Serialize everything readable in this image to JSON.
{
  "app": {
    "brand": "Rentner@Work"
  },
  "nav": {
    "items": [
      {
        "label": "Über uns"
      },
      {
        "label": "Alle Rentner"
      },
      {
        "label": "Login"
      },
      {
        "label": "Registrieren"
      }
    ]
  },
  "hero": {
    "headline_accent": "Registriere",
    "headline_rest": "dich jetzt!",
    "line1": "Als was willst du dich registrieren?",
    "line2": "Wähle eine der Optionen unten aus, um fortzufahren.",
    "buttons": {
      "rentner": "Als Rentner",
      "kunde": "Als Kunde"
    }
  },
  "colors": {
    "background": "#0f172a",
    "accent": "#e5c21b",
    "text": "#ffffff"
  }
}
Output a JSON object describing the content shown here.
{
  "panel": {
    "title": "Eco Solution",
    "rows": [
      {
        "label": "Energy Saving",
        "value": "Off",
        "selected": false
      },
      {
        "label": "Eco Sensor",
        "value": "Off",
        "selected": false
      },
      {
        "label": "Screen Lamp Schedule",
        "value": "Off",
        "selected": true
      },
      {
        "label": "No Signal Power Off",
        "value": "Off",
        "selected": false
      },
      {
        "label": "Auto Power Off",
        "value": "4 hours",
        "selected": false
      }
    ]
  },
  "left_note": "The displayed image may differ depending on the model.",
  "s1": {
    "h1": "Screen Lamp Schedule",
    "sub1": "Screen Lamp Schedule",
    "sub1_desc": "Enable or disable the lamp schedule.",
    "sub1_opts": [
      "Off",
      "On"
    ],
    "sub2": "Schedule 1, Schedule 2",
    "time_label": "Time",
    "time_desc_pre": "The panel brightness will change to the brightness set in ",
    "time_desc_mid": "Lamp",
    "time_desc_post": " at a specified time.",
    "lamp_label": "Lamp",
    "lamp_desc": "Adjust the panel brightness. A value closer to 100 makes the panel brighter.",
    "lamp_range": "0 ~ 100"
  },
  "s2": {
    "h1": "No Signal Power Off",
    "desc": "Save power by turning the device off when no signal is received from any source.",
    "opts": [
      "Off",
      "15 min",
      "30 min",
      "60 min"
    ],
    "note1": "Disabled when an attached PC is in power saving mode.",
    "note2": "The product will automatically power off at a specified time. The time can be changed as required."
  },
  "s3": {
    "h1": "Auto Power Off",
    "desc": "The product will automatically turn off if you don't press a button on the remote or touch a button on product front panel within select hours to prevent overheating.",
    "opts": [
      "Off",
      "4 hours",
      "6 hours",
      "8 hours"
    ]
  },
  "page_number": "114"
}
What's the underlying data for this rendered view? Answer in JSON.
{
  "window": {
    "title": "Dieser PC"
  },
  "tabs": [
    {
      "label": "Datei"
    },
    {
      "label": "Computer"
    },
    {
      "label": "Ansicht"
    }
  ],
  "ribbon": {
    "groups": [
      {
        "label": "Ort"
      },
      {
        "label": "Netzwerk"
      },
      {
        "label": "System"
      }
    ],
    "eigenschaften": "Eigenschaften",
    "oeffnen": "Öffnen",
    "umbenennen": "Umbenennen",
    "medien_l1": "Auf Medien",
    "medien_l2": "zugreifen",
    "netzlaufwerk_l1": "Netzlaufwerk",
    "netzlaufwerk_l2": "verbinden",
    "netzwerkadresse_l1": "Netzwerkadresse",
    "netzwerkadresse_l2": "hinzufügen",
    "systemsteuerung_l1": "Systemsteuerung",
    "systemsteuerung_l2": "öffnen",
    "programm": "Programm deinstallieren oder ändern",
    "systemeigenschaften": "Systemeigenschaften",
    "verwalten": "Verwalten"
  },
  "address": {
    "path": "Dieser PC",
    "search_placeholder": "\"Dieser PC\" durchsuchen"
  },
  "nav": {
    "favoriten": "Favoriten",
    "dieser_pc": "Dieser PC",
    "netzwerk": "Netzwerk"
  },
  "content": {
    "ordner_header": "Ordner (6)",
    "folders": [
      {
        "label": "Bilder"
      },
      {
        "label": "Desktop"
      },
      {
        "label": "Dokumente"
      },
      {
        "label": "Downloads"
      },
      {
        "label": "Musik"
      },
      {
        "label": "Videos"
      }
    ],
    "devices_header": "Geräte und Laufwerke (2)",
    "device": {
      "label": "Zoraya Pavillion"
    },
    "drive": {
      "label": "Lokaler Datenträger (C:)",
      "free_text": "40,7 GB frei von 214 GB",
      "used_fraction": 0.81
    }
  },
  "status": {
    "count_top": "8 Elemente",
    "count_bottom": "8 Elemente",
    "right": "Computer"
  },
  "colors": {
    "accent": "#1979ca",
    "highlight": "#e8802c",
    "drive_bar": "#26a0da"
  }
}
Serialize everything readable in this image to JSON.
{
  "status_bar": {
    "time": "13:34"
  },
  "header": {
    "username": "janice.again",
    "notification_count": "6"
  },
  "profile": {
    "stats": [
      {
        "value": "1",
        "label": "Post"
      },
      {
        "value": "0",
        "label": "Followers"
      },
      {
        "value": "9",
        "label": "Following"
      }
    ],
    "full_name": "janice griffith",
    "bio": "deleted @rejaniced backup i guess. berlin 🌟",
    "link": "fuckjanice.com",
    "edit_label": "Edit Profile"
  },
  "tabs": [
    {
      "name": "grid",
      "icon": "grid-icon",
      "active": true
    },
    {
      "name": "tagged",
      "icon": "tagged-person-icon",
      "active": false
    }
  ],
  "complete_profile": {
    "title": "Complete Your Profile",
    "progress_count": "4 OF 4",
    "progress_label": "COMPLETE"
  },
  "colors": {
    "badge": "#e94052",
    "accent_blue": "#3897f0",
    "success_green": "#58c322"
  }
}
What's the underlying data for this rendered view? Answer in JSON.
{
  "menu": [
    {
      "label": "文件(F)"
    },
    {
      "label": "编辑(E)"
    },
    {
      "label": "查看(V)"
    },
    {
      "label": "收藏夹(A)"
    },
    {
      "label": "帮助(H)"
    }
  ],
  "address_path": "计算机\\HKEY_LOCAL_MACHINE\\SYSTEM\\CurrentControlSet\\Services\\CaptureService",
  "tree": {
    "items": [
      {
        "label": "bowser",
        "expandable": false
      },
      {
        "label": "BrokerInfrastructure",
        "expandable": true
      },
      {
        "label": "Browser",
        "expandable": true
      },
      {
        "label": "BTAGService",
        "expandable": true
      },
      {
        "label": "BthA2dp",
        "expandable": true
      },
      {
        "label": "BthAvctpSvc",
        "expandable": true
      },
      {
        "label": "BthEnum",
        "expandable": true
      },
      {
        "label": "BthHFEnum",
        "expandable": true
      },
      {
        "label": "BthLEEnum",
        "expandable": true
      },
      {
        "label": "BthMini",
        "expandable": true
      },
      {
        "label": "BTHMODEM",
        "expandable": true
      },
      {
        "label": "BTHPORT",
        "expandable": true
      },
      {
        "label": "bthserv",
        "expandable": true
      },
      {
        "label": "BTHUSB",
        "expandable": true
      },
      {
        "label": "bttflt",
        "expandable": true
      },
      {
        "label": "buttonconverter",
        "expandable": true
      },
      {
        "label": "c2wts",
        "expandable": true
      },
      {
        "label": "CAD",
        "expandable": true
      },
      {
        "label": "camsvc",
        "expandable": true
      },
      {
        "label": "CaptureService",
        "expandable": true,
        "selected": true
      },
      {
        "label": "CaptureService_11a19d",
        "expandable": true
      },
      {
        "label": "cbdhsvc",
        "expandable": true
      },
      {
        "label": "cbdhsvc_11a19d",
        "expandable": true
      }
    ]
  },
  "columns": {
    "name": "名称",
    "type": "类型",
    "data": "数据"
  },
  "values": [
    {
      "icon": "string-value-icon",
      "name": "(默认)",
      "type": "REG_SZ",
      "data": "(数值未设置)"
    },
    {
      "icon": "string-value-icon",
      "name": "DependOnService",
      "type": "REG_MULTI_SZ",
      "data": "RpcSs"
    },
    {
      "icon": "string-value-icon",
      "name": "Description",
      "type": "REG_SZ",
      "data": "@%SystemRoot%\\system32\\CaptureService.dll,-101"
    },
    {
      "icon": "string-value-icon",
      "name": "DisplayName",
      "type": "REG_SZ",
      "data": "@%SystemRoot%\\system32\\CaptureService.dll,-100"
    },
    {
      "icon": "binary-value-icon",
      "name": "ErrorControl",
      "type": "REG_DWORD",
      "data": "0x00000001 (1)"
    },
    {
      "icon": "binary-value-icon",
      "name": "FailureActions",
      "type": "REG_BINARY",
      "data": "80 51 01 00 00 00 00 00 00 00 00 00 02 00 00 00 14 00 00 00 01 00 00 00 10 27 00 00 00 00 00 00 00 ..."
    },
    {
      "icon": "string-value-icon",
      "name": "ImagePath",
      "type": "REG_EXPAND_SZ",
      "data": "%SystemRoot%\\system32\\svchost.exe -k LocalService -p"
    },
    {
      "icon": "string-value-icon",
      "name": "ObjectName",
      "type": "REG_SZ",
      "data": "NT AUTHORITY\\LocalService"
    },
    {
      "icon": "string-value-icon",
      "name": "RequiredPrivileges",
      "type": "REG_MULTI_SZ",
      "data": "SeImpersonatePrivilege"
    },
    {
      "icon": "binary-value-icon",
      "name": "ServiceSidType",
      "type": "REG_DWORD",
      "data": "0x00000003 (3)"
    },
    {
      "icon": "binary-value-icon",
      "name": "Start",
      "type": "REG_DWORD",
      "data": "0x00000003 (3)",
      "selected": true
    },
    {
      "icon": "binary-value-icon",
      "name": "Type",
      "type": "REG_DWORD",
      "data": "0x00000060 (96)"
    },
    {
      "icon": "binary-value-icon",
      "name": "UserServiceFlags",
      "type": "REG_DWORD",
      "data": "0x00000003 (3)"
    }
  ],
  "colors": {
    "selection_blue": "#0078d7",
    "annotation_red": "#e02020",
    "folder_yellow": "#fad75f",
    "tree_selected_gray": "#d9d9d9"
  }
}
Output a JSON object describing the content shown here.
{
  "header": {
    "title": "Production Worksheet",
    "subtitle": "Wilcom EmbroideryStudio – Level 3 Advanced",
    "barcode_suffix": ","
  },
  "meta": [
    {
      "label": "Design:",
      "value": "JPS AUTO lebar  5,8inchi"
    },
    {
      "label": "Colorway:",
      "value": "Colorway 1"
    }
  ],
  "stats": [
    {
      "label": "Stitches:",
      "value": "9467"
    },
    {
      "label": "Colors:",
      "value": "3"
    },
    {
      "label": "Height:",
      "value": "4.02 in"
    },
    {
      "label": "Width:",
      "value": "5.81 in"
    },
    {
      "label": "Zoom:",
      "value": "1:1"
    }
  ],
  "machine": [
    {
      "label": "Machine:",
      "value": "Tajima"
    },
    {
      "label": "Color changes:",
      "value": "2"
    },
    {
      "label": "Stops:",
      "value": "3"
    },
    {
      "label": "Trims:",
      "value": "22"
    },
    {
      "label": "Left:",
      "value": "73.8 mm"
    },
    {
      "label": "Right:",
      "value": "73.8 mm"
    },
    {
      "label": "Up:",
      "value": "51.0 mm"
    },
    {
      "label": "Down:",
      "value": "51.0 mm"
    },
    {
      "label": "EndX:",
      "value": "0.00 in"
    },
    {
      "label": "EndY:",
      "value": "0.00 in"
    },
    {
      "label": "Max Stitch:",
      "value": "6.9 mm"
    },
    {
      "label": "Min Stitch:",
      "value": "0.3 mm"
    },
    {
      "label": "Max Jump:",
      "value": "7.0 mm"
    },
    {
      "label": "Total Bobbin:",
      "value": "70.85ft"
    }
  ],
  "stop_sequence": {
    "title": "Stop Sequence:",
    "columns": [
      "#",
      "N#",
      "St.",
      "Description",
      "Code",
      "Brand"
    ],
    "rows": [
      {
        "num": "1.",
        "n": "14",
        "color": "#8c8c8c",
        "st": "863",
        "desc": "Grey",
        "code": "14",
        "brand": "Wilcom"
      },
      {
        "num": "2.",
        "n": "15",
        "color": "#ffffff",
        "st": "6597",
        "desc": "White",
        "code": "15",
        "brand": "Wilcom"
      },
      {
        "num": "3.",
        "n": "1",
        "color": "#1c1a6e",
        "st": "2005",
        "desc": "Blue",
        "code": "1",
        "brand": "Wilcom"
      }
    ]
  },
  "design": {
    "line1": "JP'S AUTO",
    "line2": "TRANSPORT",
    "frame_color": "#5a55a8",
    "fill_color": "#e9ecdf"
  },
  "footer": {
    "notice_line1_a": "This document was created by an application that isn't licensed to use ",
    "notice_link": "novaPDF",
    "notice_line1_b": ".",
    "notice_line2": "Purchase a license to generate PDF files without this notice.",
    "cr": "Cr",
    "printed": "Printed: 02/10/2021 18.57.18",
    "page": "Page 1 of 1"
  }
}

- **What this task involves**
Search the listing for the word "SystemRoot" and return each line that holds it.

- **Finished answer**
      "data": "@%SystemRoot%\\system32\\CaptureService.dll,-101"
      "data": "@%SystemRoot%\\system32\\CaptureService.dll,-100"
      "data": "%SystemRoot%\\system32\\svchost.exe -k LocalService -p"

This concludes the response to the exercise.